*Aim of the exercise*: Pick out each line below containing "your".

**********

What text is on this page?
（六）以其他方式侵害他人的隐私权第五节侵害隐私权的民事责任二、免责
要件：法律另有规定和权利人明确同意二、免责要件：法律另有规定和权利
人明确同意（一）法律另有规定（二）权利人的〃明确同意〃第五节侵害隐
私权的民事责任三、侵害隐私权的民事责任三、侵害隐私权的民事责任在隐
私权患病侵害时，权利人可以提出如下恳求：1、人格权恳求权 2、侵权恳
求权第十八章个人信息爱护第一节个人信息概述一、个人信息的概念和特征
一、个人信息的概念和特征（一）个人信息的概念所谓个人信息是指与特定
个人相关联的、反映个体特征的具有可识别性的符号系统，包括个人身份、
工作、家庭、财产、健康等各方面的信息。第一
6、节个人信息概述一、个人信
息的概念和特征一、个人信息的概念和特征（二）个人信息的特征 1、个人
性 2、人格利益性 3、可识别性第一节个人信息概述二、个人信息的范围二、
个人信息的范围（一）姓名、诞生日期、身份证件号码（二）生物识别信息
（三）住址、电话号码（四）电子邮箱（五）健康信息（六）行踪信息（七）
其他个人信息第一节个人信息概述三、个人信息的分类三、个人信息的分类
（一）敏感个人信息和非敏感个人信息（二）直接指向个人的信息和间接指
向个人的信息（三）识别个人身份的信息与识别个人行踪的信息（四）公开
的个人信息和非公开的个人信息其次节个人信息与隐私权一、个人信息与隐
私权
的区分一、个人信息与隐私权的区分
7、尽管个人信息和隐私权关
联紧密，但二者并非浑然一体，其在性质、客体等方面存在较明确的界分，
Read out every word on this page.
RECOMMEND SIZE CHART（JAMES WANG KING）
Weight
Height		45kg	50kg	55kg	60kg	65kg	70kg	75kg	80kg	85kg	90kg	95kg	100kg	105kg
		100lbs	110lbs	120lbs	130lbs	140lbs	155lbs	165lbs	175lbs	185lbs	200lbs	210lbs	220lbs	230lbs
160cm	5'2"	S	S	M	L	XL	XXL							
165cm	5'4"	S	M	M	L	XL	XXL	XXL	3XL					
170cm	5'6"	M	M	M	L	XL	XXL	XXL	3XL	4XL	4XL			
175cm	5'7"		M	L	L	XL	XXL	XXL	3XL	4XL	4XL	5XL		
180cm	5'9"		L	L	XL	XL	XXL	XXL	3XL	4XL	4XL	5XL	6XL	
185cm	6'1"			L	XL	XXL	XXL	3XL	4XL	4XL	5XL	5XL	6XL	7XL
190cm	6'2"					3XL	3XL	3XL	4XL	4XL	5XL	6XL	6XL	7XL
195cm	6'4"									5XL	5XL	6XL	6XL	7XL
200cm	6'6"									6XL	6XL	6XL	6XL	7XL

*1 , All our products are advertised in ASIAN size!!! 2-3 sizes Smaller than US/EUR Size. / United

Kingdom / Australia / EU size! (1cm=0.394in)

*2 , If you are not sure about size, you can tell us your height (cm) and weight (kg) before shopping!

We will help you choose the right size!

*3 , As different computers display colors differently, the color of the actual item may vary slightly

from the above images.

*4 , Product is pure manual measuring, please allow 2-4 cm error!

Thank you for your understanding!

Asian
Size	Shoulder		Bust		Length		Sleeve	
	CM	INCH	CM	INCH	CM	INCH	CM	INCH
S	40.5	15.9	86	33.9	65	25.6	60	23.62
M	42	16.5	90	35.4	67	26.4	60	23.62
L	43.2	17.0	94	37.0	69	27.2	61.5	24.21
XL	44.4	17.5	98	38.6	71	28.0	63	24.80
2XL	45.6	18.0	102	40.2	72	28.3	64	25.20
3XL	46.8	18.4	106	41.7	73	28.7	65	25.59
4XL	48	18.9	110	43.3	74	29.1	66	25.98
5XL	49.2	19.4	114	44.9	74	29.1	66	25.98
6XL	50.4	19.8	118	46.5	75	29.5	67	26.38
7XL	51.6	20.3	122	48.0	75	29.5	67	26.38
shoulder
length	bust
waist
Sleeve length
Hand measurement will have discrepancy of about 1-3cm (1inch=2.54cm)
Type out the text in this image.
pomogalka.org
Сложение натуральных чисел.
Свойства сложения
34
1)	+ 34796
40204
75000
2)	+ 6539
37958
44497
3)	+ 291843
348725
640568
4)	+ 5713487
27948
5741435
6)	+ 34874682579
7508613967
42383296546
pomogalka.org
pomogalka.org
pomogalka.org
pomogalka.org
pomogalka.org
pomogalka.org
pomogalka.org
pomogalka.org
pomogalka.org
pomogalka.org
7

**********

*Exercise result*:
*2 , If you are not sure about size, you can tell us your height (cm) and weight (kg) before shopping!
Thank you for your understanding!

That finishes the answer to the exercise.